## Start

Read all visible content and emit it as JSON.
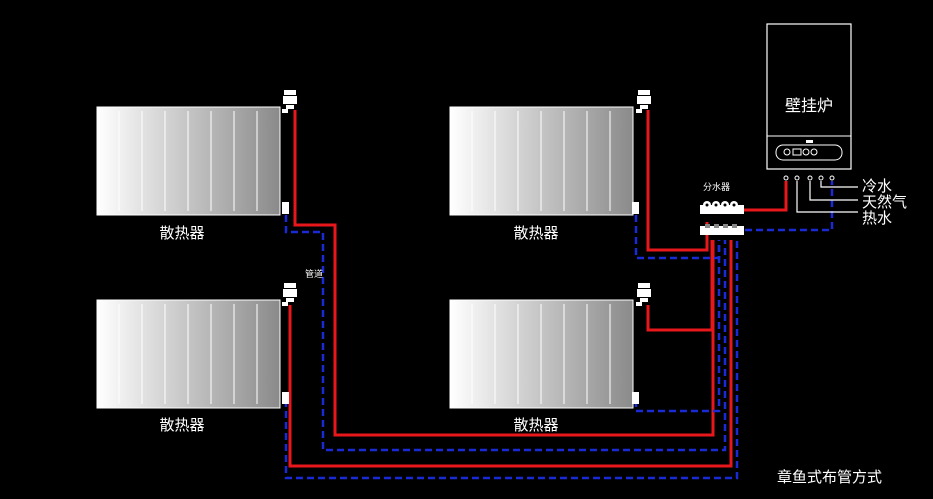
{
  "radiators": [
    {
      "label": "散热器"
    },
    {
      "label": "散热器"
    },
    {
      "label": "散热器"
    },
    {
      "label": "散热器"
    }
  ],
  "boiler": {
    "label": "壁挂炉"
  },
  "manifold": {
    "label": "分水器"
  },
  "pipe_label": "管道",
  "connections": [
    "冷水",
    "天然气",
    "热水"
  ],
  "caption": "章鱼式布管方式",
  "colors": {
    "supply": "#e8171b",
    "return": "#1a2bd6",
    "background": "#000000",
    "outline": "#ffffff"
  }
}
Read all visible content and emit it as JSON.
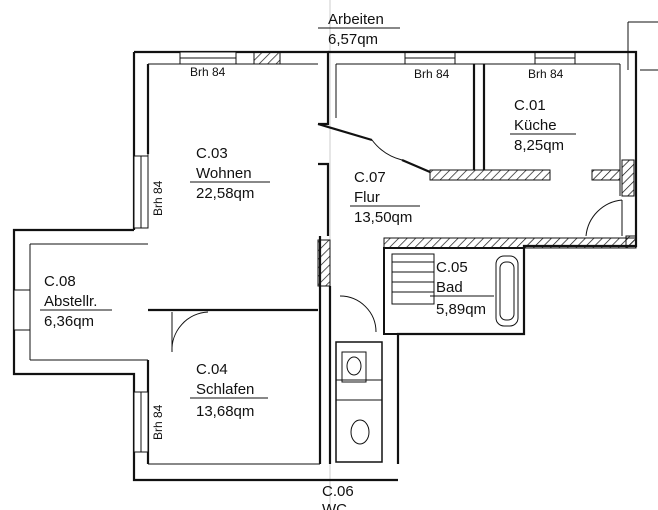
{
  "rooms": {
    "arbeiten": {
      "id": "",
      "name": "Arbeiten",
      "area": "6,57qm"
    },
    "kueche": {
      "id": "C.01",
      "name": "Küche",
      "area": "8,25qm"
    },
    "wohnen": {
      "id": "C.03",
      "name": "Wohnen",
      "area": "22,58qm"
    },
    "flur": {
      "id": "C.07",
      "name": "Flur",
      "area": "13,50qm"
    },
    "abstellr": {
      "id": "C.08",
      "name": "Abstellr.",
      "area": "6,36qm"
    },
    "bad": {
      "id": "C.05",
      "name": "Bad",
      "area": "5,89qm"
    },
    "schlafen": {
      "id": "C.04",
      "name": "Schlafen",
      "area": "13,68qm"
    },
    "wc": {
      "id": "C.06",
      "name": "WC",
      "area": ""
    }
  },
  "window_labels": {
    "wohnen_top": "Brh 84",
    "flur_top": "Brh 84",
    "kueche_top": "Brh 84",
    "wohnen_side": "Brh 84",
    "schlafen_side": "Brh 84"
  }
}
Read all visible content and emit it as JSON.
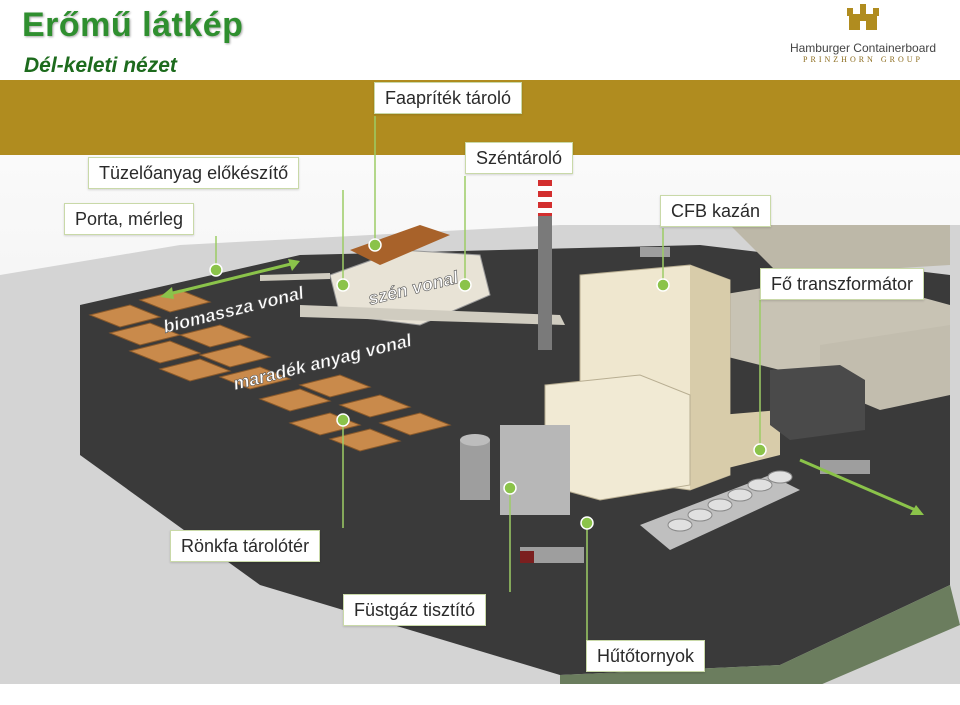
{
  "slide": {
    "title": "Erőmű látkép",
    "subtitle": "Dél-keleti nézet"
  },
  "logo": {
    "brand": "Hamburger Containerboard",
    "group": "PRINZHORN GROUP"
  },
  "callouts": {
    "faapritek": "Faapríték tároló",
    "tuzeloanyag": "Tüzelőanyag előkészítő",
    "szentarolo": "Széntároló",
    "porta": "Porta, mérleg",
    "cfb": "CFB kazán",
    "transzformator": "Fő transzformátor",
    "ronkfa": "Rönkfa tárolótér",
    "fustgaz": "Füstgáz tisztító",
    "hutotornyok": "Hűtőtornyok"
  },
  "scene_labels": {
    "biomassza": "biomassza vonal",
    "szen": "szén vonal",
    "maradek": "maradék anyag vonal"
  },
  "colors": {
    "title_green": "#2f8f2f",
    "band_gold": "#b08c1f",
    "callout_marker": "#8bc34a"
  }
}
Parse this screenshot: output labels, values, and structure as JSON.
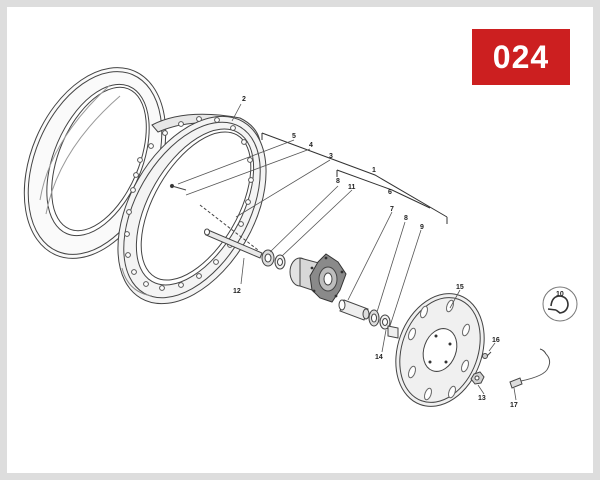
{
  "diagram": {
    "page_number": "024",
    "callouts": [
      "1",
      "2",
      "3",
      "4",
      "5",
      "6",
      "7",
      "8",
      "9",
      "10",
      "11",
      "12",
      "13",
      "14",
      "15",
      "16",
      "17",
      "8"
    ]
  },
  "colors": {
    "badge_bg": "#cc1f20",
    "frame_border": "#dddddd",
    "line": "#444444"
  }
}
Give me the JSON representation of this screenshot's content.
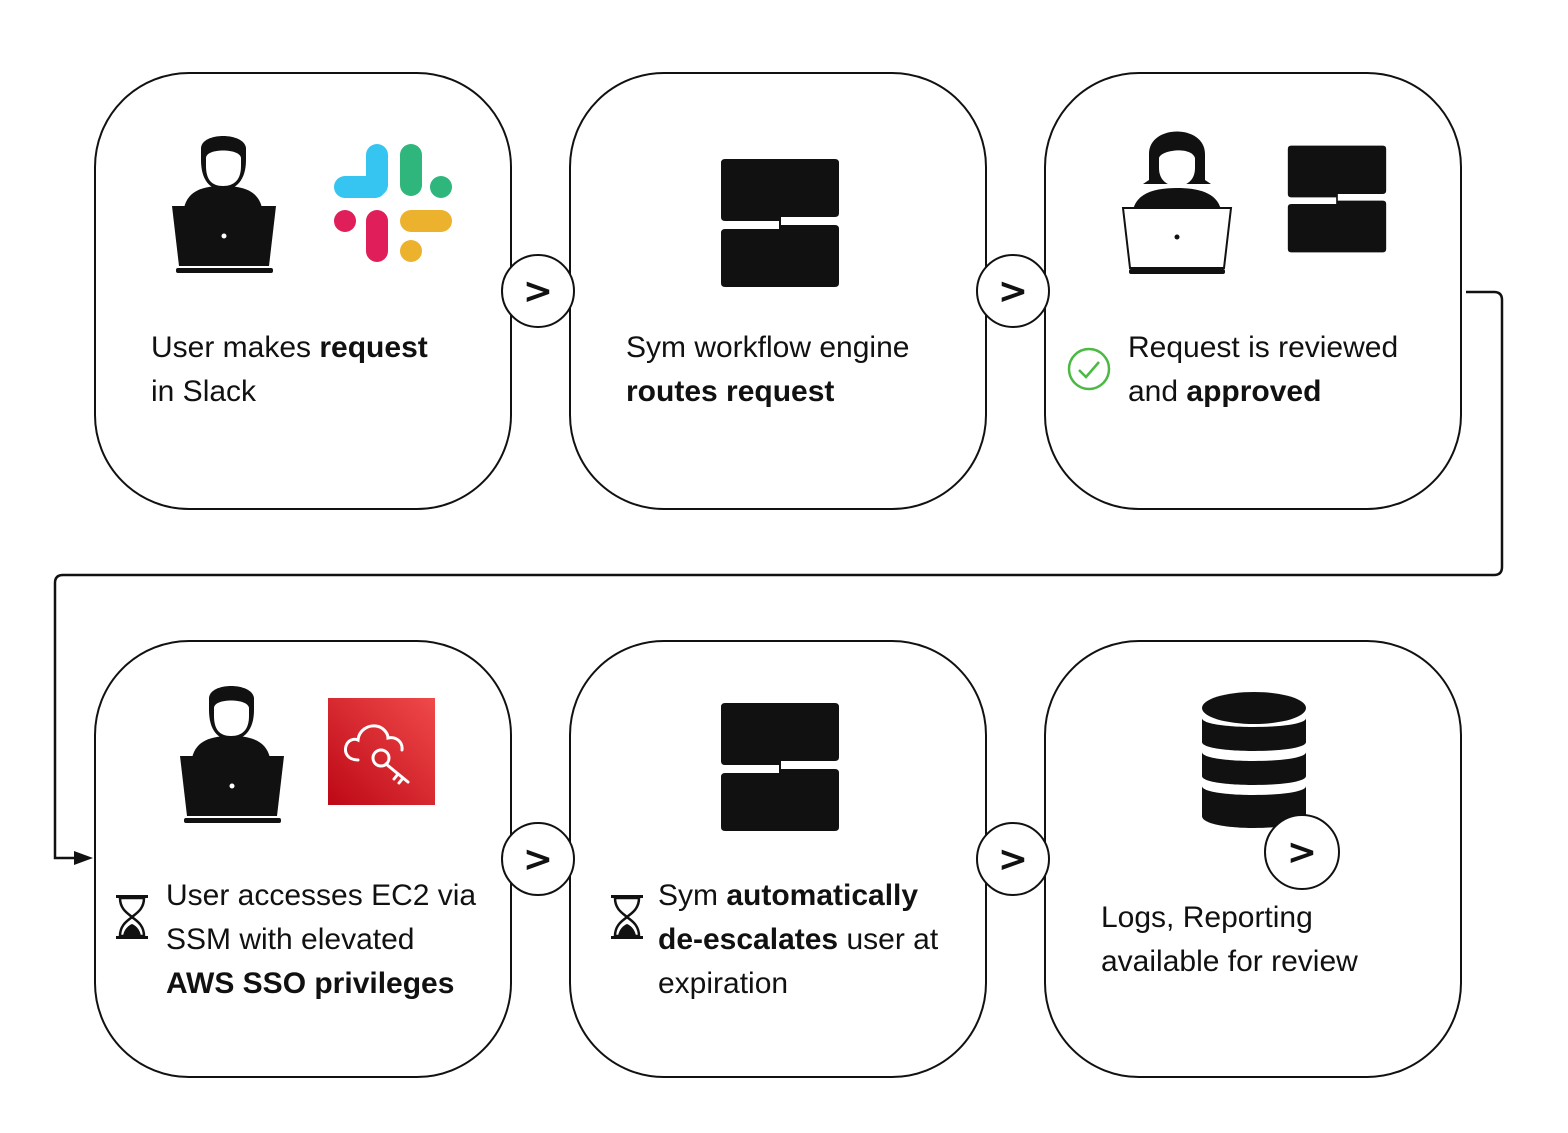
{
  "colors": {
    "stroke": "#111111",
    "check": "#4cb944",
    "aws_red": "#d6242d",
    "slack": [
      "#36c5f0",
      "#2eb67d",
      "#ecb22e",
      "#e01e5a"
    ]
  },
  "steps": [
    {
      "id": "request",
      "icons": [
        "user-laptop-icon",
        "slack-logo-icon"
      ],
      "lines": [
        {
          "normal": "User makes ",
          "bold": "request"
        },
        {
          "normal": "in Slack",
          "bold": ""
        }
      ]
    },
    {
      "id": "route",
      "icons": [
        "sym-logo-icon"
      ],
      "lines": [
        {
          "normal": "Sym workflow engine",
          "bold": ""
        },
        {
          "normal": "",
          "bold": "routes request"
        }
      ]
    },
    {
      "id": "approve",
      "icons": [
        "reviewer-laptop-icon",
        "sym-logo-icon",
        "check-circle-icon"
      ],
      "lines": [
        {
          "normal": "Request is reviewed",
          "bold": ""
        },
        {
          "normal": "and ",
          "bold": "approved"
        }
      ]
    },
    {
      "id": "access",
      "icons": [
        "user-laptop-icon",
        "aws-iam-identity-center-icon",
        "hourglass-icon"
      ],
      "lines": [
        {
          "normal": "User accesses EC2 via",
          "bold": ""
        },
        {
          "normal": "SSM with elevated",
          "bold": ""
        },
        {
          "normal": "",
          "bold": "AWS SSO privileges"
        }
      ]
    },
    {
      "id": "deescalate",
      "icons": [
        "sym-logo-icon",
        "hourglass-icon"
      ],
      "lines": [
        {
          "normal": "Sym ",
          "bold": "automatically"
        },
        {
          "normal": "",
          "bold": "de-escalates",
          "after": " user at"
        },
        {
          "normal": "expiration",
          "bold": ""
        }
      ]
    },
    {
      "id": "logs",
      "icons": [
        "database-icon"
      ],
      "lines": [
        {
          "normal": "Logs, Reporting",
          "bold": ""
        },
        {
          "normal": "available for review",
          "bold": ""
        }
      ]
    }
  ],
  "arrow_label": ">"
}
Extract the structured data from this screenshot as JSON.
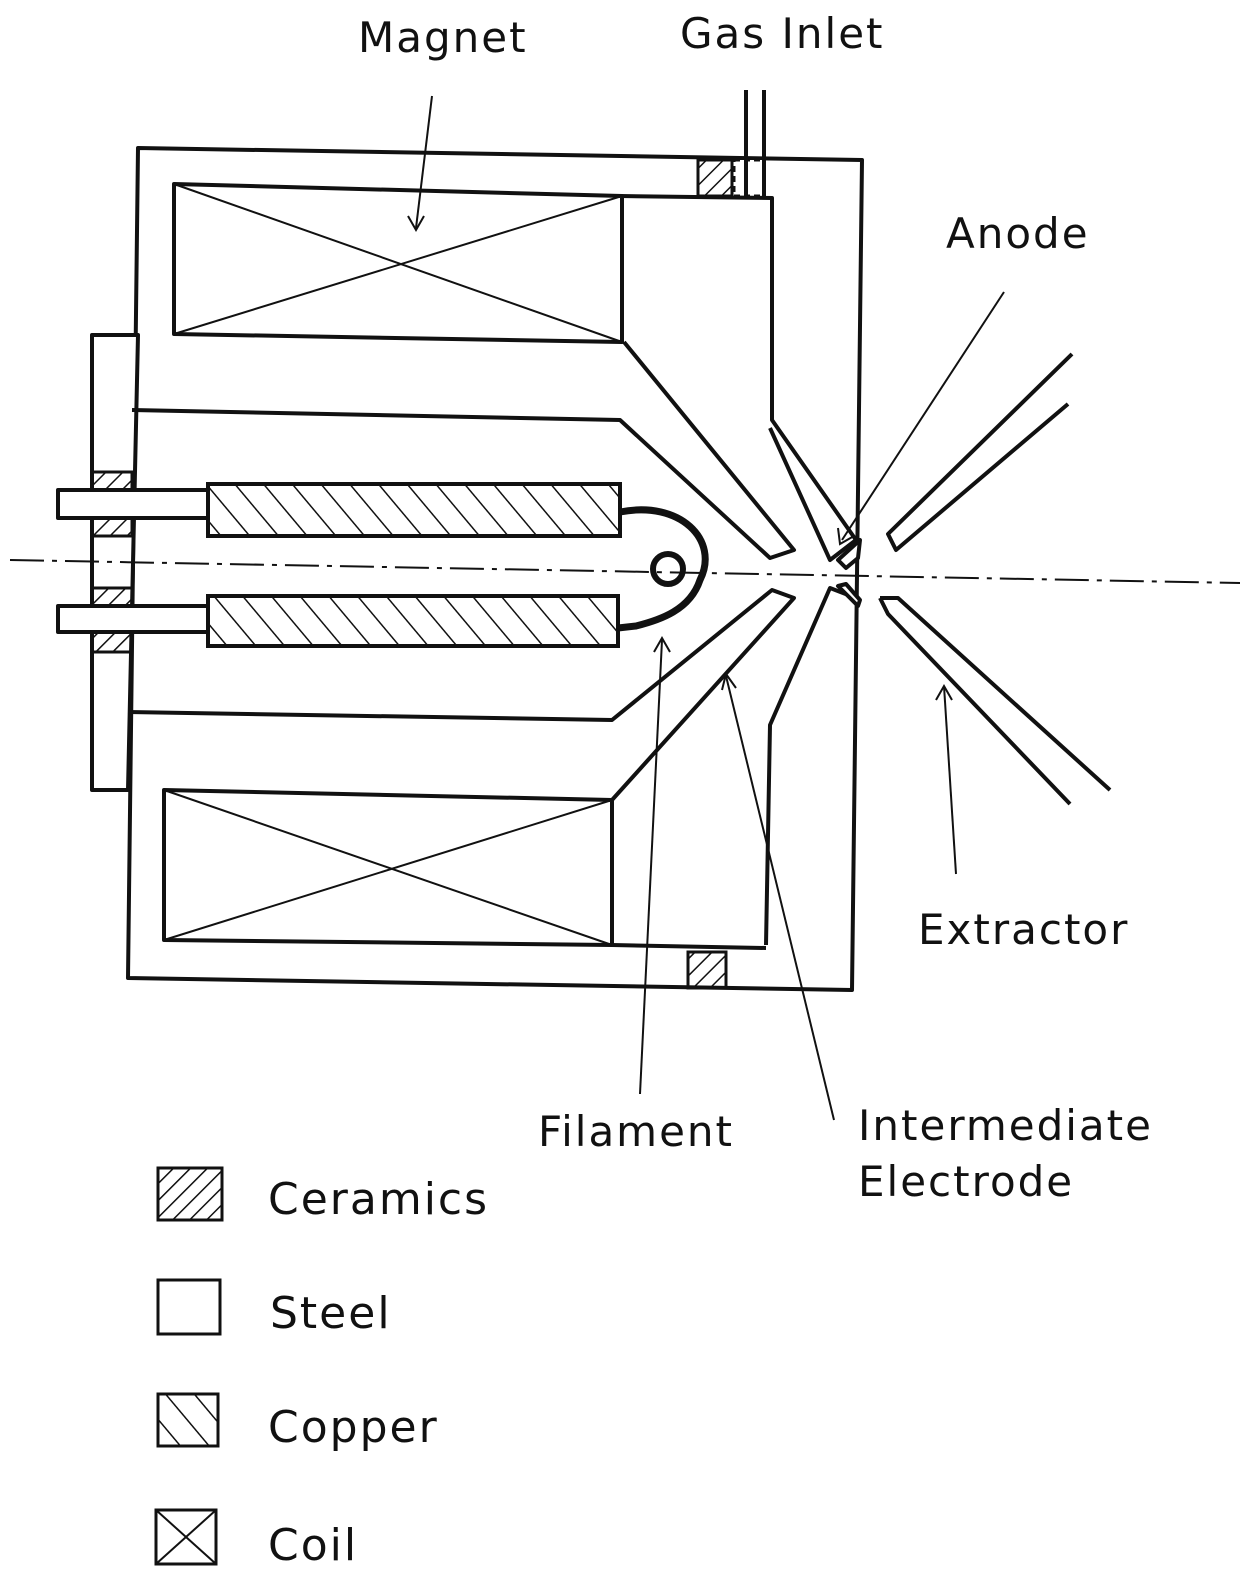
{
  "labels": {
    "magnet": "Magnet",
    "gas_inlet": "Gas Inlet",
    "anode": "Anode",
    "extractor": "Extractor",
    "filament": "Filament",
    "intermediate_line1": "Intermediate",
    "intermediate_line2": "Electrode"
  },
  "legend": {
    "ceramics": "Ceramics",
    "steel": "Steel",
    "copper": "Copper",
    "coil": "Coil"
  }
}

## End

### OBJECTIVE
Of the lines in this listing, report how many contain the string "logo", and give the number only.

### TASK RESULT
5